## Directions
Gather every line in the records below that contains the word "Jeong".
..............................
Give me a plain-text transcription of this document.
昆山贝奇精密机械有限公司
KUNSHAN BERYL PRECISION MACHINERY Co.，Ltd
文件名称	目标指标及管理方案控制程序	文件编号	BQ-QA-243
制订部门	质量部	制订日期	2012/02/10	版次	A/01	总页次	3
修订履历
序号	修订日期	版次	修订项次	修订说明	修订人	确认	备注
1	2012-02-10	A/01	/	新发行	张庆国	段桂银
..............................
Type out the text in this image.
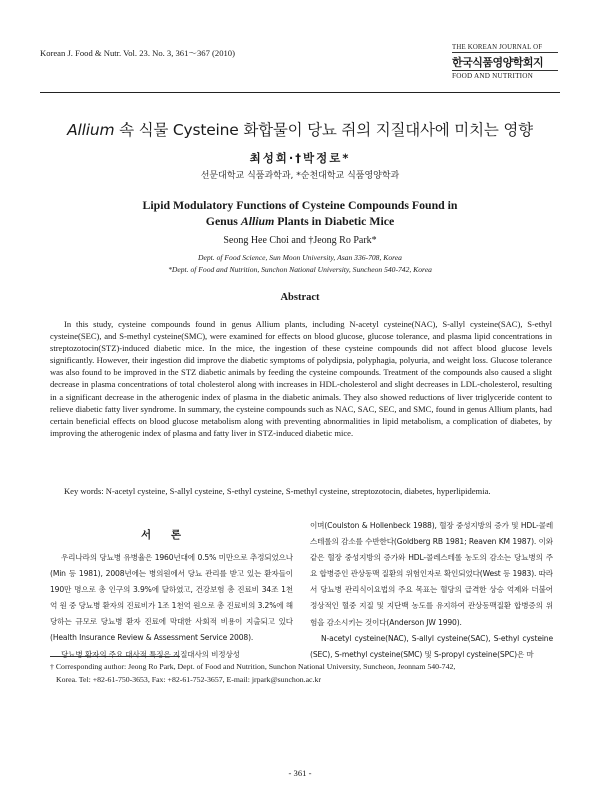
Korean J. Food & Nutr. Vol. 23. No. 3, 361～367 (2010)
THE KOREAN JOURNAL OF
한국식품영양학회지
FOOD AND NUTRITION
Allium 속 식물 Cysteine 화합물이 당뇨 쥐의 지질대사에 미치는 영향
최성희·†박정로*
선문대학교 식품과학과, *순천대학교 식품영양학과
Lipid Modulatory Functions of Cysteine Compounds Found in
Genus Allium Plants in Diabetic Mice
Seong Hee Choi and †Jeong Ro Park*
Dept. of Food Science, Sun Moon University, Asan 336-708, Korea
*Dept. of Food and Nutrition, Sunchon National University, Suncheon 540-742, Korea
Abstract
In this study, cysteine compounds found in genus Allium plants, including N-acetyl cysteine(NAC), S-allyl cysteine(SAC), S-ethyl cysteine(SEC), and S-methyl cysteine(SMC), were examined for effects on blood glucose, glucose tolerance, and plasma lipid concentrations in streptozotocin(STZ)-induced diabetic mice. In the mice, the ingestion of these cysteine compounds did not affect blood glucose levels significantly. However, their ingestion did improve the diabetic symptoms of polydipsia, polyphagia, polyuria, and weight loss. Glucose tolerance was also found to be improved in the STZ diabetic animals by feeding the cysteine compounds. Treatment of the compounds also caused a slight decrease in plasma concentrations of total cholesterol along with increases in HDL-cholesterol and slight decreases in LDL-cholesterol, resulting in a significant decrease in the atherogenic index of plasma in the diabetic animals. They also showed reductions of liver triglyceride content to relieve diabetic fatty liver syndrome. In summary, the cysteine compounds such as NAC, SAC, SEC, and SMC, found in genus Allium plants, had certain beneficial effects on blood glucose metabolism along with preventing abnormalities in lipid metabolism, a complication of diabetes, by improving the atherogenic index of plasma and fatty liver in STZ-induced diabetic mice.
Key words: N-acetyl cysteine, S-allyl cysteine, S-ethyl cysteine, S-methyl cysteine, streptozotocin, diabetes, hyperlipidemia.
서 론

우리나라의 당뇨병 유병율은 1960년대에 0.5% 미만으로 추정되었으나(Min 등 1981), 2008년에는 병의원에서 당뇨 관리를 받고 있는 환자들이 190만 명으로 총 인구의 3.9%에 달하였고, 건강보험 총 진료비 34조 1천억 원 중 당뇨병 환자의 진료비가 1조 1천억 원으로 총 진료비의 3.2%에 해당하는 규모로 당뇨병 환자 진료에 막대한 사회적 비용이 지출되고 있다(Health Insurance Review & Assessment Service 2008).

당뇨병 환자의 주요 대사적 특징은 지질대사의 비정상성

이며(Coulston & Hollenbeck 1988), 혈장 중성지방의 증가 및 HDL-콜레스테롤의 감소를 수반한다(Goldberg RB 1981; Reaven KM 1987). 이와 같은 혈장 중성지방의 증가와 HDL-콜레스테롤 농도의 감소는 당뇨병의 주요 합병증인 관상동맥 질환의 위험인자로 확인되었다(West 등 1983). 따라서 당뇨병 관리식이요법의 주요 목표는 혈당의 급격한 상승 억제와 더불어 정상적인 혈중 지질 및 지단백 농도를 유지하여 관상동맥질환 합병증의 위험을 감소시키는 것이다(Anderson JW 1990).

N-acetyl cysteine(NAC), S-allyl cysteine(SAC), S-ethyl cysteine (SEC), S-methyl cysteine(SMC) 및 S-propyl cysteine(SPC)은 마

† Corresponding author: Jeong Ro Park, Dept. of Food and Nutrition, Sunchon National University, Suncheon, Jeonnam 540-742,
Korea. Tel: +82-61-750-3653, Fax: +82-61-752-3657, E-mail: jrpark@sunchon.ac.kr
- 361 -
..............................
## Completed exercise
Seong Hee Choi and †Jeong Ro Park*
† Corresponding author: Jeong Ro Park, Dept. of Food and Nutrition, Sunchon National University, Suncheon, Jeonnam 540-742,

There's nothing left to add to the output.